— Start Raw data —

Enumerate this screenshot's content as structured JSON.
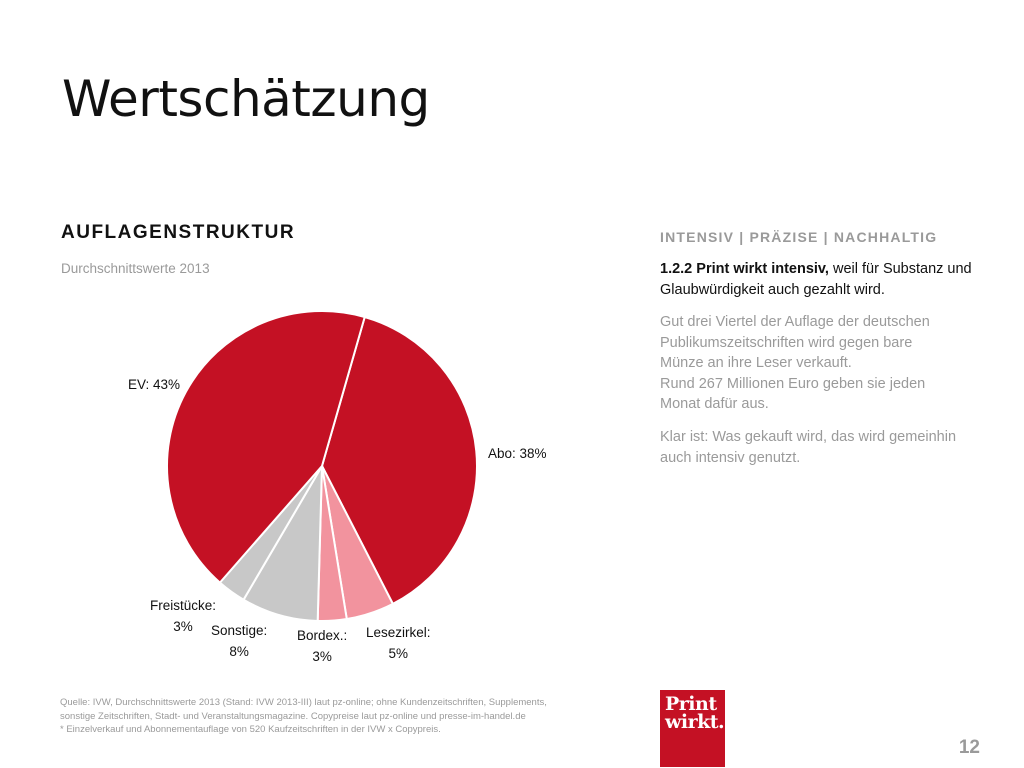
{
  "slide": {
    "title": "Wertschätzung",
    "page_number": "12"
  },
  "chart_data": {
    "type": "pie",
    "title": "AUFLAGENSTRUKTUR",
    "subtitle": "Durchschnittswerte 2013",
    "slices": [
      {
        "label": "Abo: 38%",
        "name": "Abo",
        "value": 38,
        "color": "#c41124"
      },
      {
        "label": "Lesezirkel: 5%",
        "name": "Lesezirkel",
        "value": 5,
        "color": "#f2939e"
      },
      {
        "label": "Bordex.: 3%",
        "name": "Bordex.",
        "value": 3,
        "color": "#f2939e"
      },
      {
        "label": "Sonstige: 8%",
        "name": "Sonstige",
        "value": 8,
        "color": "#c8c8c8"
      },
      {
        "label": "Freistücke: 3%",
        "name": "Freistücke",
        "value": 3,
        "color": "#c8c8c8"
      },
      {
        "label": "EV: 43%",
        "name": "EV",
        "value": 43,
        "color": "#c41124"
      }
    ],
    "label_lines": {
      "ev": [
        "EV: 43%"
      ],
      "abo": [
        "Abo: 38%"
      ],
      "freistuecke": [
        "Freistücke:",
        "3%"
      ],
      "sonstige": [
        "Sonstige:",
        "8%"
      ],
      "bordex": [
        "Bordex.:",
        "3%"
      ],
      "lesezirkel": [
        "Lesezirkel:",
        "5%"
      ]
    }
  },
  "side": {
    "heading": "INTENSIV | PRÄZISE | NACHHALTIG",
    "lead_bold": "1.2.2 Print wirkt intensiv,",
    "lead_rest": " weil für Substanz und Glaubwürdigkeit auch gezahlt wird.",
    "paragraph1": [
      "Gut drei Viertel der Auflage der deutschen",
      "Publikumszeitschriften wird gegen bare",
      "Münze an ihre Leser verkauft.",
      "Rund 267 Millionen Euro geben sie jeden",
      "Monat dafür aus."
    ],
    "paragraph2": [
      "Klar ist: Was gekauft wird, das wird gemeinhin",
      "auch intensiv genutzt."
    ]
  },
  "source": {
    "lines": [
      "Quelle: IVW, Durchschnittswerte 2013 (Stand: IVW 2013-III) laut pz-online; ohne Kundenzeitschriften, Supplements,",
      "sonstige Zeitschriften, Stadt- und Veranstaltungsmagazine. Copypreise laut pz-online und presse-im-handel.de",
      "* Einzelverkauf und Abonnementauflage von 520 Kaufzeitschriften in der IVW x Copypreis."
    ]
  },
  "logo": {
    "line1": "Print",
    "line2": "wirkt.",
    "color": "#c41124"
  }
}
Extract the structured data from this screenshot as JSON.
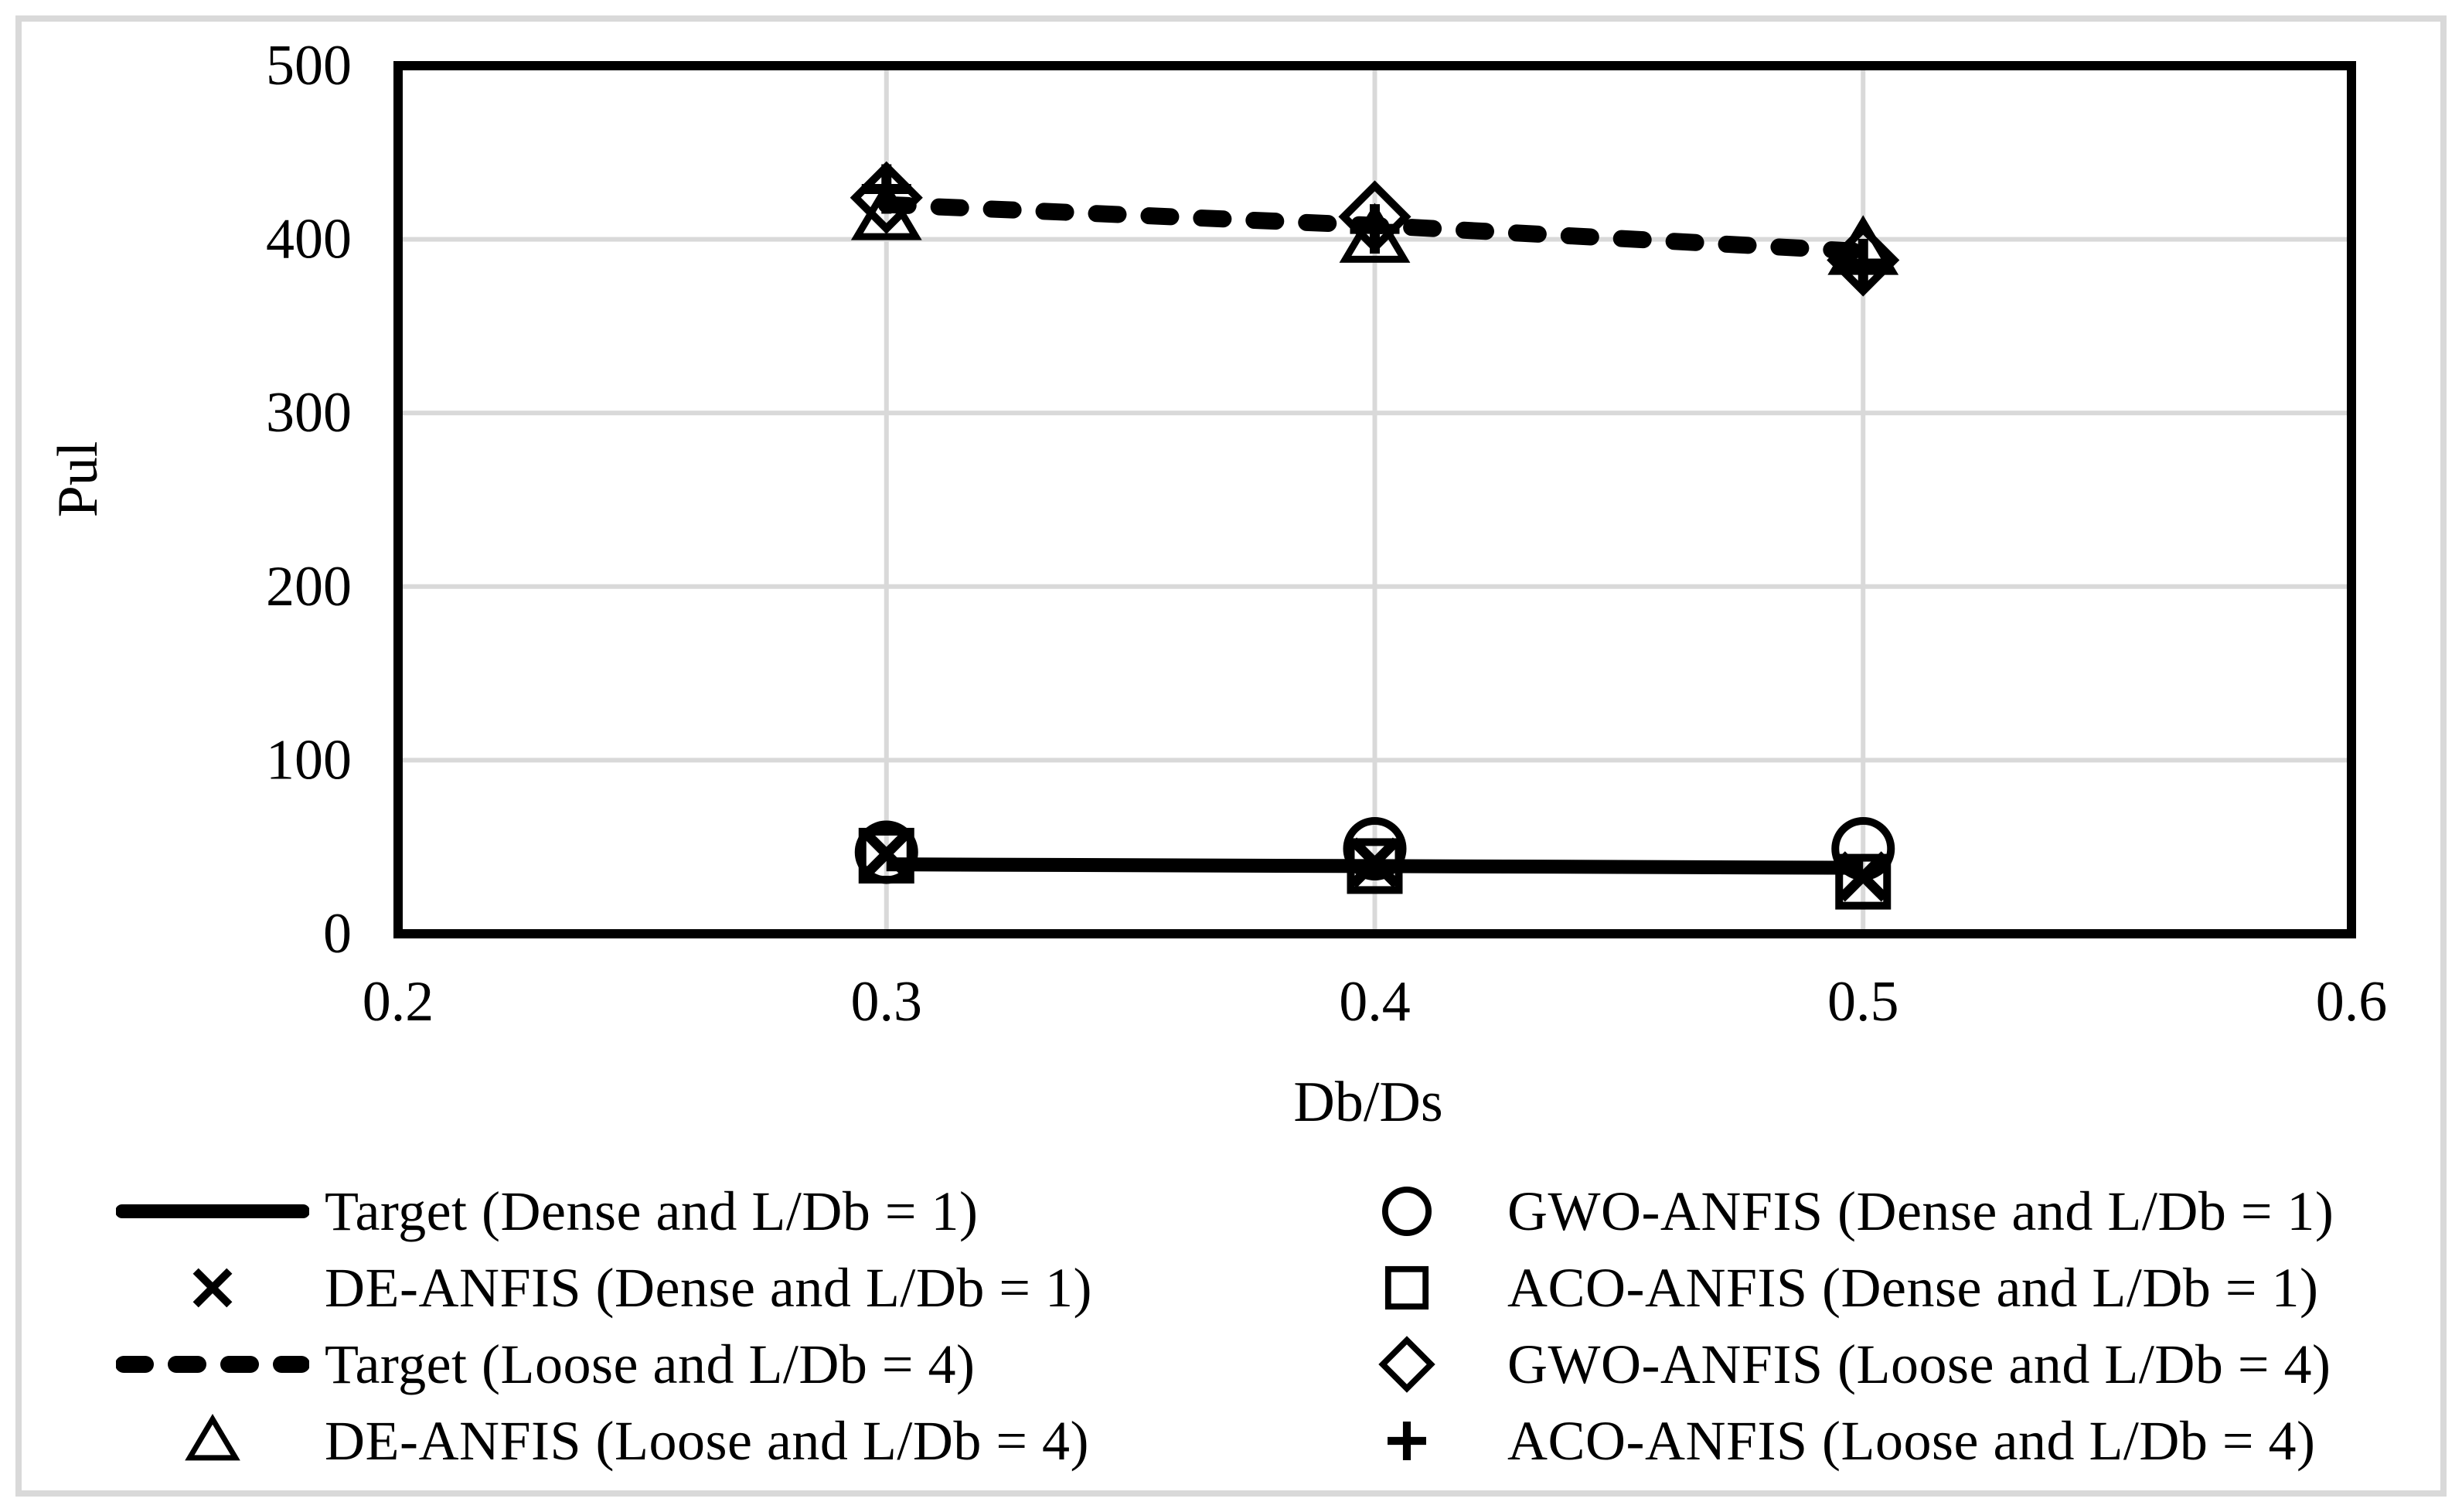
{
  "figure": {
    "background_color": "#ffffff",
    "frame_color": "#d9d9d9"
  },
  "chart_data": {
    "type": "line",
    "title": "",
    "xlabel": "Db/Ds",
    "ylabel": "Pul",
    "xlim": [
      0.2,
      0.6
    ],
    "ylim": [
      0,
      500
    ],
    "x_ticks": [
      0.2,
      0.3,
      0.4,
      0.5,
      0.6
    ],
    "x_tick_labels": [
      "0.2",
      "0.3",
      "0.4",
      "0.5",
      "0.6"
    ],
    "y_ticks": [
      0,
      100,
      200,
      300,
      400,
      500
    ],
    "y_tick_labels": [
      "0",
      "100",
      "200",
      "300",
      "400",
      "500"
    ],
    "grid": true,
    "legend_position": "bottom",
    "x": [
      0.3,
      0.4,
      0.5
    ],
    "series": [
      {
        "name": "Target (Dense and L/Db = 1)",
        "style": "solid-line",
        "marker": "none",
        "values": [
          40,
          39,
          38
        ]
      },
      {
        "name": "DE-ANFIS (Dense and L/Db = 1)",
        "style": "marker",
        "marker": "x",
        "values": [
          46,
          41,
          33
        ]
      },
      {
        "name": "Target (Loose and L/Db = 4)",
        "style": "dashed-line",
        "marker": "none",
        "values": [
          420,
          408,
          393
        ]
      },
      {
        "name": "DE-ANFIS (Loose and L/Db = 4)",
        "style": "marker",
        "marker": "triangle",
        "values": [
          414,
          401,
          394
        ]
      },
      {
        "name": "GWO-ANFIS (Dense and L/Db = 1)",
        "style": "marker",
        "marker": "circle",
        "values": [
          47,
          49,
          49
        ]
      },
      {
        "name": "ACO-ANFIS (Dense and L/Db = 1)",
        "style": "marker",
        "marker": "square",
        "values": [
          45,
          39,
          30
        ]
      },
      {
        "name": "GWO-ANFIS (Loose and L/Db = 4)",
        "style": "marker",
        "marker": "diamond",
        "values": [
          424,
          413,
          388
        ]
      },
      {
        "name": "ACO-ANFIS (Loose and L/Db = 4)",
        "style": "marker",
        "marker": "plus",
        "values": [
          429,
          406,
          386
        ]
      }
    ],
    "colors": {
      "series": "#000000",
      "grid": "#d9d9d9",
      "text": "#000000"
    }
  },
  "legend": {
    "items": [
      {
        "label": "Target (Dense and L/Db = 1)",
        "swatch": "solid-line"
      },
      {
        "label": "DE-ANFIS (Dense and L/Db = 1)",
        "swatch": "x"
      },
      {
        "label": "Target (Loose and L/Db = 4)",
        "swatch": "dashed-line"
      },
      {
        "label": "DE-ANFIS (Loose and L/Db = 4)",
        "swatch": "triangle"
      },
      {
        "label": "GWO-ANFIS (Dense and L/Db = 1)",
        "swatch": "circle"
      },
      {
        "label": "ACO-ANFIS (Dense and L/Db = 1)",
        "swatch": "square"
      },
      {
        "label": "GWO-ANFIS (Loose and L/Db = 4)",
        "swatch": "diamond"
      },
      {
        "label": "ACO-ANFIS (Loose and L/Db = 4)",
        "swatch": "plus"
      }
    ]
  }
}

— End Raw data —

● **Exercise directions**: Above are the records. Copy every line in them holding "screenshot".

● **The output**:
Enumerate this screenshot's content as structured JSON.
Extract the structured data from this screenshot as JSON.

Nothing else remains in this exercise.